** START Given passage **

Dismiss Notice
Join Physics Forums Today!
The friendliest, high quality science and math community on the planet! Everyone who loves science is here!

Homework Help: Emf and Terminal Voltage

  1. Feb 2, 2004 #1
    Okay here is the question:

    a) what is the internal resistance of a voltage source if its terminal voltage drops by 2 V when the current supplied increases by 5 A.

    b) Can the emf of the voltage source be found with the information supplied?

    I know that E = V - Ir, and I am pretty sure that a simple algebraic equation can be put together. So what formulat am I missing??

    Thanks
    Nautica
     
  2. jcsd
  3. Feb 2, 2004 #2

    HallsofIvy

    User Avatar
    Science Advisor

    You know that E = V - Ir so ΔE= ΔV- ΔI r. You are told that ΔE= 2volts when &Dekta;I= -5 amps. Of course, ΔV= 0 since the voltage source is fixed.
    Thatis: 2= -5r. Can you solve for r now? :smile:.

    The answer to b is NO. In effect V is the "constant of integration" when you "integrate" dE= -rdI. There is no way to find that from the information given.
     
    Last edited by a moderator: Feb 2, 2004
  4. Feb 2, 2004 #3
    I am in College Physics, we can not use calculus for an answer. So is there a reason algebraically.

** END Given passage **
** START Data to use **

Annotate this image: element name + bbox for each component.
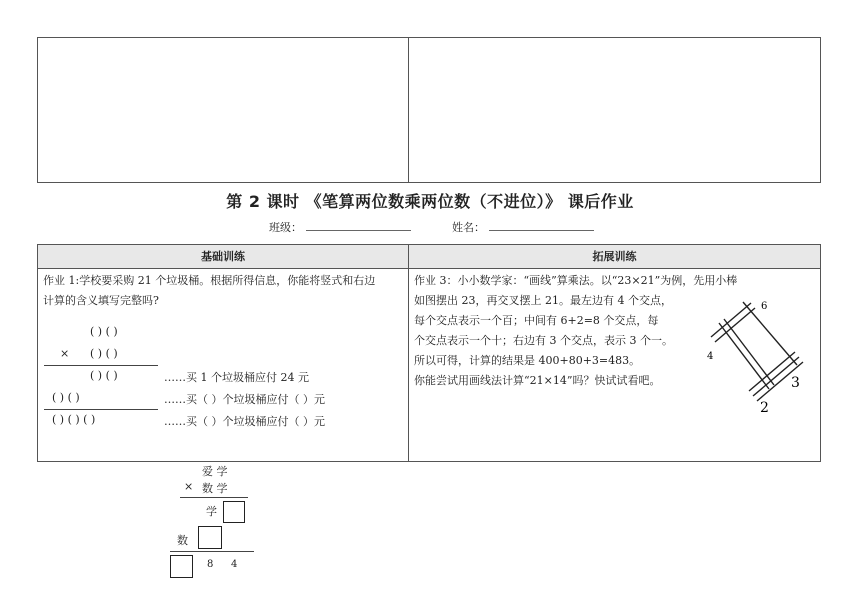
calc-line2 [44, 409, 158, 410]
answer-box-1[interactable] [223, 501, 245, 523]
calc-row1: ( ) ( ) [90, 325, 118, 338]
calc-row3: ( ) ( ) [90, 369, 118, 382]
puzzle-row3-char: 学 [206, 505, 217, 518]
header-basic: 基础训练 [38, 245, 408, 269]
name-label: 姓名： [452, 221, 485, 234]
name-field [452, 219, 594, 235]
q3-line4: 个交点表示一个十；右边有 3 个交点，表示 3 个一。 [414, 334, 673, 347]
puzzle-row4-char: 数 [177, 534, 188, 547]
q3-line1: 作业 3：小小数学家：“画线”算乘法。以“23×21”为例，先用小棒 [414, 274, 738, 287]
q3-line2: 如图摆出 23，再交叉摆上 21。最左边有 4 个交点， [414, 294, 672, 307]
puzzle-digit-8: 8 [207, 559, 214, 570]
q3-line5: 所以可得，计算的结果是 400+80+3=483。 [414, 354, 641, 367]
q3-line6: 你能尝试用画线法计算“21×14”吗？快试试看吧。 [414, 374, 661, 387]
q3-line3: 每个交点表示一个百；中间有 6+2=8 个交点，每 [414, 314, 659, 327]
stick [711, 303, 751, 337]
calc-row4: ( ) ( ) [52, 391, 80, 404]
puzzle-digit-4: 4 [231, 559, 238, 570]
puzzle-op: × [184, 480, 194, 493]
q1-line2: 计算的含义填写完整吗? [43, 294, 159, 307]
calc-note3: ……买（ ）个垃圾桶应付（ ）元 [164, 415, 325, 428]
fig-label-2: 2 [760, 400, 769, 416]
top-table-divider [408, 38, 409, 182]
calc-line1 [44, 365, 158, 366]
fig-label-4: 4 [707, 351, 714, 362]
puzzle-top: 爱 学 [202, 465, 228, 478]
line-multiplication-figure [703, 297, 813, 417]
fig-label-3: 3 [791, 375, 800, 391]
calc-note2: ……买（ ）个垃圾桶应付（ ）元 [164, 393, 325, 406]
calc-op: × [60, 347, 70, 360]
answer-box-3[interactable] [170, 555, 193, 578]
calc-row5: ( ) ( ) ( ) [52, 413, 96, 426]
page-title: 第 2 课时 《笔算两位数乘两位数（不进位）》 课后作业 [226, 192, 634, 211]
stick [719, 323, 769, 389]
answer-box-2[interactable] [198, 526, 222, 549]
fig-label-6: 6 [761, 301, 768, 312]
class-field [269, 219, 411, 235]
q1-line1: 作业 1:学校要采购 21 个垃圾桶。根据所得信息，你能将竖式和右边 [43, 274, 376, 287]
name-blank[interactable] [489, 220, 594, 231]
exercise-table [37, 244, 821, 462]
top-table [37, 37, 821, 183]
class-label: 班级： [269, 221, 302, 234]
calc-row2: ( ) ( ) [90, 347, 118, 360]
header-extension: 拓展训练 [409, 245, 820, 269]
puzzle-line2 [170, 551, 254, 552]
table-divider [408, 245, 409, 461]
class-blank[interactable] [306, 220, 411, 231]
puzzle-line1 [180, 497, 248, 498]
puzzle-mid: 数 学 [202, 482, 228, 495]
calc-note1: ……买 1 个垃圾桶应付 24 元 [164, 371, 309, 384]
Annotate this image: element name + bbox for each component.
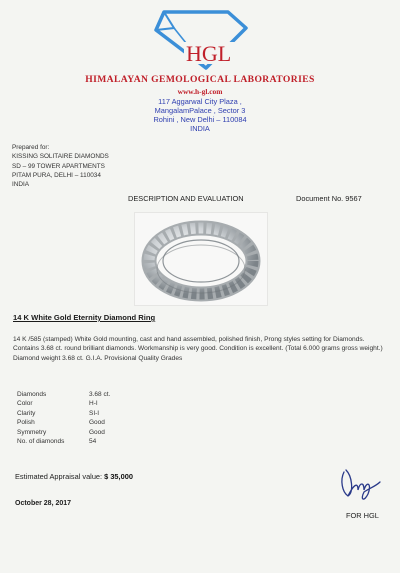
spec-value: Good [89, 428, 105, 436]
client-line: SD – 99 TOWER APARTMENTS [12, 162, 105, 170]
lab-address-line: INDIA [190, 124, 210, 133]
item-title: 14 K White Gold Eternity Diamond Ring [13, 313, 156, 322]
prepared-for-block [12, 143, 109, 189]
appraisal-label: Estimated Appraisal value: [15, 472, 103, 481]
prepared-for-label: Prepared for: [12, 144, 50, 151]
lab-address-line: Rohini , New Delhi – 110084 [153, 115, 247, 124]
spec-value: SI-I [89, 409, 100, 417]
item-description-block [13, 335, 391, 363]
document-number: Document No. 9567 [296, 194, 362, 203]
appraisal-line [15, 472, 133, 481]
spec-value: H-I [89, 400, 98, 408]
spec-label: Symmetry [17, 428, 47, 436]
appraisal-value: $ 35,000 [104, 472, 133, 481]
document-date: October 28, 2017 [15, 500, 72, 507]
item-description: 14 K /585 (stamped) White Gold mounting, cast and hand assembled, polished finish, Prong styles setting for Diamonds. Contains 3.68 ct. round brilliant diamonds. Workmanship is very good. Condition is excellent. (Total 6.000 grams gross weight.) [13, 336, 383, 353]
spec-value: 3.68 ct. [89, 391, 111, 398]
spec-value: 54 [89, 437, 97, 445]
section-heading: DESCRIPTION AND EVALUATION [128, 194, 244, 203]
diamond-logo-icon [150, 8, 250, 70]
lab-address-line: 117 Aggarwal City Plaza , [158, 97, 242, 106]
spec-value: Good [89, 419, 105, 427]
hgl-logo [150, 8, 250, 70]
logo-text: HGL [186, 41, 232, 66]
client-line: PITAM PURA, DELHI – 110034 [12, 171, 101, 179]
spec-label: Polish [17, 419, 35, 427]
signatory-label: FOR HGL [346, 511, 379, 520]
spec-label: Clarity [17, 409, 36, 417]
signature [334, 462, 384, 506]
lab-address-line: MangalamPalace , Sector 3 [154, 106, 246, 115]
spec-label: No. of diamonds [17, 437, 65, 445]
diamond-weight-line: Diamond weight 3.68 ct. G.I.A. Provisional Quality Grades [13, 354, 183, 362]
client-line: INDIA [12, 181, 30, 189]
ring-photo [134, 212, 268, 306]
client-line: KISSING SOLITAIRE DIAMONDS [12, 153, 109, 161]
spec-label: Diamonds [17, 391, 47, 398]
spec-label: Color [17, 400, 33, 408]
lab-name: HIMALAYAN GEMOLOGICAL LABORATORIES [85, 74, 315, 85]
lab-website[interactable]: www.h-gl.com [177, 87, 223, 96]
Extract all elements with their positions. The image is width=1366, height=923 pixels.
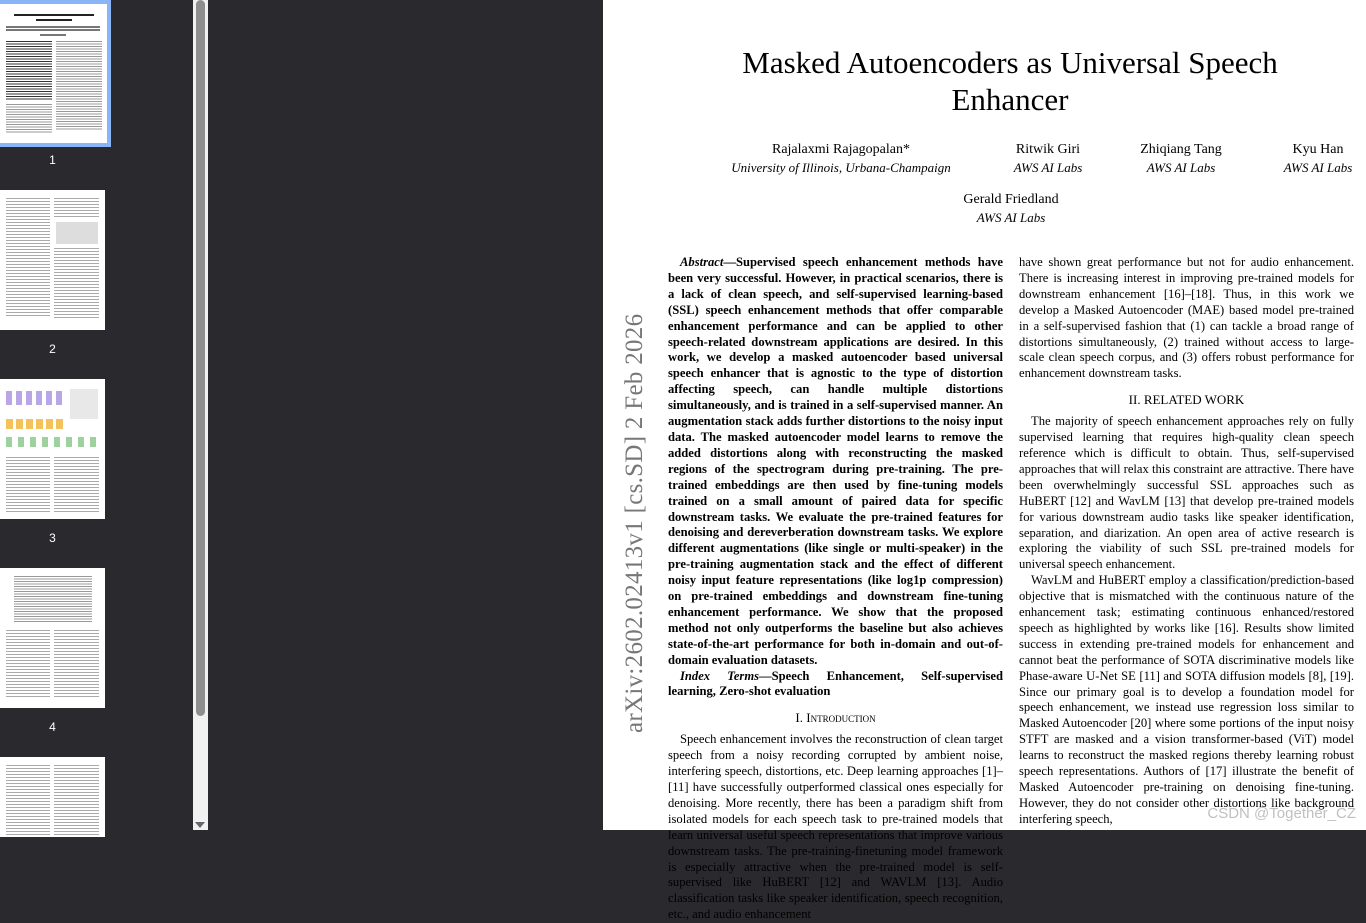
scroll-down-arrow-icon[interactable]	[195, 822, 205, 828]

** END Data to use **

### Task list
- 1) Copy word for word the stretch of the forum thread on emf and terminal voltage from "Dismiss Notice" through "increases by 5 A.".
- 2) Reproduce verbatim the stretch of rows from the row containing "spec-value: Good [89, 428, 105, 436]" through the row containing "prepared-for-label: Prepared for: [12, 144, 50, 151]", including both of those rows.

### Solutions to each task
- 1)
Dismiss Notice
Join Physics Forums Today!
The friendliest, high quality science and math community on the planet! Everyone who loves science is here!

Homework Help: Emf and Terminal Voltage

  1. Feb 2, 2004 #1
    Okay here is the question:

    a) what is the internal resistance of a voltage source if its terminal voltage drops by 2 V when the current supplied increases by 5 A.

- 2)
spec-value: Good [89, 428, 105, 436]
client-line: SD – 99 TOWER APARTMENTS [12, 162, 105, 170]
lab-address-line: INDIA [190, 124, 210, 133]
item-title: 14 K White Gold Eternity Diamond Ring [13, 313, 156, 322]
prepared-for-block [12, 143, 109, 189]
appraisal-label: Estimated Appraisal value: [15, 472, 103, 481]
prepared-for-label: Prepared for: [12, 144, 50, 151]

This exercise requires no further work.